**Description of the task**
Restate the whole listing word for word. Pictures are left out.
>>>>>
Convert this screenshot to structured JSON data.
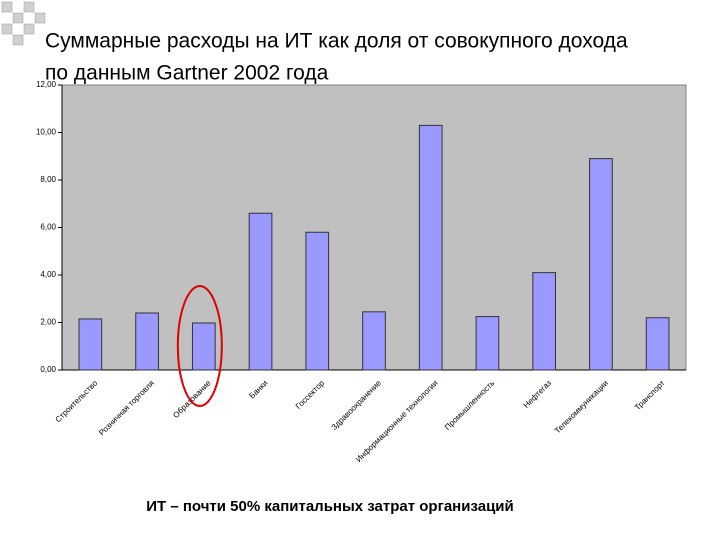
{
  "chart_data": {
    "type": "bar",
    "title": [
      "Суммарные расходы на ИТ как доля от совокупного дохода",
      "по данным Gartner 2002 года"
    ],
    "categories": [
      "Строительство",
      "Розничная торговля",
      "Образование",
      "Банки",
      "Госсектор",
      "Здравоохранение",
      "Информационные технологии",
      "Промышленность",
      "Нефтегаз",
      "Телекоммуникации",
      "Транспорт"
    ],
    "values": [
      2.15,
      2.4,
      1.98,
      6.6,
      5.8,
      2.45,
      10.3,
      2.25,
      4.1,
      8.9,
      2.2
    ],
    "color": "#9999ff",
    "ylim": [
      0,
      12
    ],
    "yticks": [
      {
        "value": 0,
        "label": "0,00"
      },
      {
        "value": 2,
        "label": "2,00"
      },
      {
        "value": 4,
        "label": "4,00"
      },
      {
        "value": 6,
        "label": "6,00"
      },
      {
        "value": 8,
        "label": "8,00"
      },
      {
        "value": 10,
        "label": "10,00"
      },
      {
        "value": 12,
        "label": "12,00"
      }
    ],
    "grid": false,
    "annotation": "ИТ – почти 50% капитальных затрат организаций"
  }
}
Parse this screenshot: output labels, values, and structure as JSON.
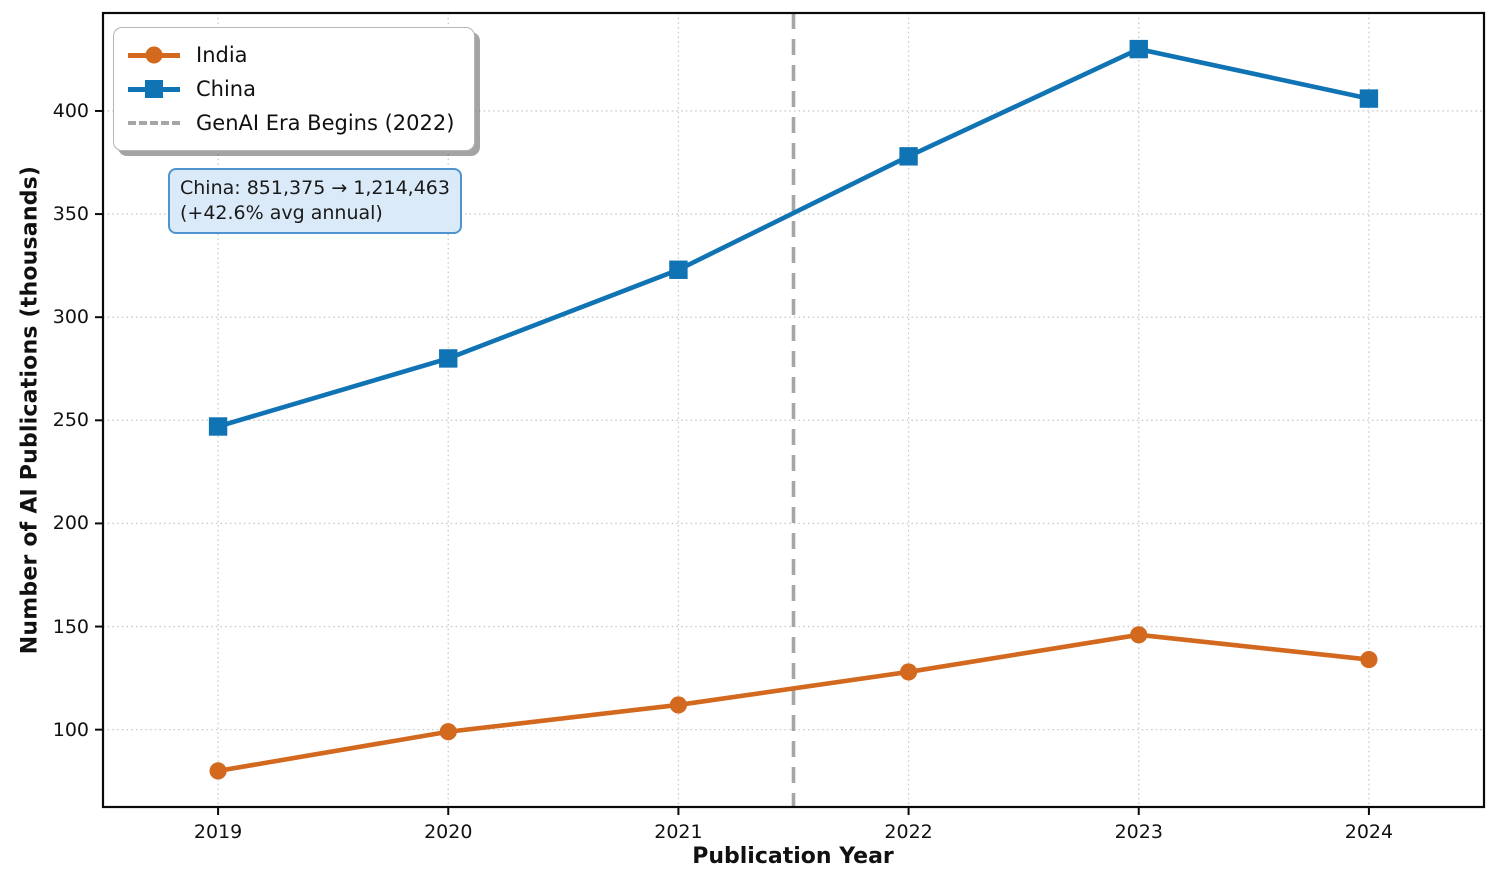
{
  "chart_data": {
    "type": "line",
    "title": "",
    "xlabel": "Publication Year",
    "ylabel": "Number of AI Publications (thousands)",
    "x": [
      2019,
      2020,
      2021,
      2022,
      2023,
      2024
    ],
    "xlim": [
      2018.5,
      2024.5
    ],
    "ylim": [
      62.5,
      447.5
    ],
    "yticks": [
      100,
      150,
      200,
      250,
      300,
      350,
      400
    ],
    "grid": "dotted",
    "legend_position": "upper-left",
    "series": [
      {
        "name": "India",
        "color": "#d2691e",
        "marker": "circle",
        "values": [
          80,
          99,
          112,
          128,
          146,
          134
        ]
      },
      {
        "name": "China",
        "color": "#1073b4",
        "marker": "square",
        "values": [
          247,
          280,
          323,
          378,
          430,
          406
        ]
      }
    ],
    "vline": {
      "x": 2021.5,
      "label": "GenAI Era Begins (2022)",
      "color": "#a6a6a6",
      "style": "dashed"
    },
    "annotation": {
      "line1": "China: 851,375 → 1,214,463",
      "line2": "(+42.6% avg annual)",
      "fill": "#dbeaf8",
      "border": "#4d94d0"
    }
  }
}
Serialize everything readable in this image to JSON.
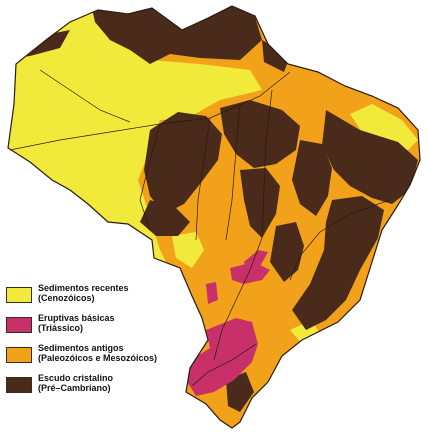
{
  "map": {
    "colors": {
      "recent_sediments": "#f2ea3a",
      "basic_eruptives": "#c8306a",
      "ancient_sediments": "#f2a21a",
      "crystalline_shield": "#4a2a1a",
      "border": "#2b1a10",
      "background": "#ffffff"
    }
  },
  "legend": {
    "items": [
      {
        "line1": "Sedimentos recentes",
        "line2": "(Cenozóicos)",
        "color": "#f2ea3a"
      },
      {
        "line1": "Eruptivas básicas",
        "line2": "(Triássico)",
        "color": "#c8306a"
      },
      {
        "line1": "Sedimentos antigos",
        "line2": "(Paleozóicos e Mesozóicos)",
        "color": "#f2a21a"
      },
      {
        "line1": "Escudo cristalino",
        "line2": "(Pré–Cambriano)",
        "color": "#4a2a1a"
      }
    ]
  }
}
<<<<<
**Result of this task**
Convert this screenshot to structured JSON data.
{
  "chart_data": {
    "type": "bar",
    "title": [
      "Суммарные расходы на ИТ как доля от совокупного дохода",
      "по данным Gartner 2002 года"
    ],
    "categories": [
      "Строительство",
      "Розничная торговля",
      "Образование",
      "Банки",
      "Госсектор",
      "Здравоохранение",
      "Информационные технологии",
      "Промышленность",
      "Нефтегаз",
      "Телекоммуникации",
      "Транспорт"
    ],
    "values": [
      2.15,
      2.4,
      1.98,
      6.6,
      5.8,
      2.45,
      10.3,
      2.25,
      4.1,
      8.9,
      2.2
    ],
    "color": "#9999ff",
    "ylim": [
      0,
      12
    ],
    "yticks": [
      {
        "value": 0,
        "label": "0,00"
      },
      {
        "value": 2,
        "label": "2,00"
      },
      {
        "value": 4,
        "label": "4,00"
      },
      {
        "value": 6,
        "label": "6,00"
      },
      {
        "value": 8,
        "label": "8,00"
      },
      {
        "value": 10,
        "label": "10,00"
      },
      {
        "value": 12,
        "label": "12,00"
      }
    ],
    "grid": false,
    "annotation": "ИТ – почти 50% капитальных затрат организаций"
  }
}
Parse this screenshot: output labels, values, and structure as JSON.
{
  "chart_data": {
    "type": "line",
    "title": "",
    "xlabel": "Publication Year",
    "ylabel": "Number of AI Publications (thousands)",
    "x": [
      2019,
      2020,
      2021,
      2022,
      2023,
      2024
    ],
    "xlim": [
      2018.5,
      2024.5
    ],
    "ylim": [
      62.5,
      447.5
    ],
    "yticks": [
      100,
      150,
      200,
      250,
      300,
      350,
      400
    ],
    "grid": "dotted",
    "legend_position": "upper-left",
    "series": [
      {
        "name": "India",
        "color": "#d2691e",
        "marker": "circle",
        "values": [
          80,
          99,
          112,
          128,
          146,
          134
        ]
      },
      {
        "name": "China",
        "color": "#1073b4",
        "marker": "square",
        "values": [
          247,
          280,
          323,
          378,
          430,
          406
        ]
      }
    ],
    "vline": {
      "x": 2021.5,
      "label": "GenAI Era Begins (2022)",
      "color": "#a6a6a6",
      "style": "dashed"
    },
    "annotation": {
      "line1": "China: 851,375 → 1,214,463",
      "line2": "(+42.6% avg annual)",
      "fill": "#dbeaf8",
      "border": "#4d94d0"
    }
  }
}
Serialize everything readable in this image to JSON.
{
  "map": {
    "colors": {
      "recent_sediments": "#f2ea3a",
      "basic_eruptives": "#c8306a",
      "ancient_sediments": "#f2a21a",
      "crystalline_shield": "#4a2a1a",
      "border": "#2b1a10",
      "background": "#ffffff"
    }
  },
  "legend": {
    "items": [
      {
        "line1": "Sedimentos recentes",
        "line2": "(Cenozóicos)",
        "color": "#f2ea3a"
      },
      {
        "line1": "Eruptivas básicas",
        "line2": "(Triássico)",
        "color": "#c8306a"
      },
      {
        "line1": "Sedimentos antigos",
        "line2": "(Paleozóicos e Mesozóicos)",
        "color": "#f2a21a"
      },
      {
        "line1": "Escudo cristalino",
        "line2": "(Pré–Cambriano)",
        "color": "#4a2a1a"
      }
    ]
  }
}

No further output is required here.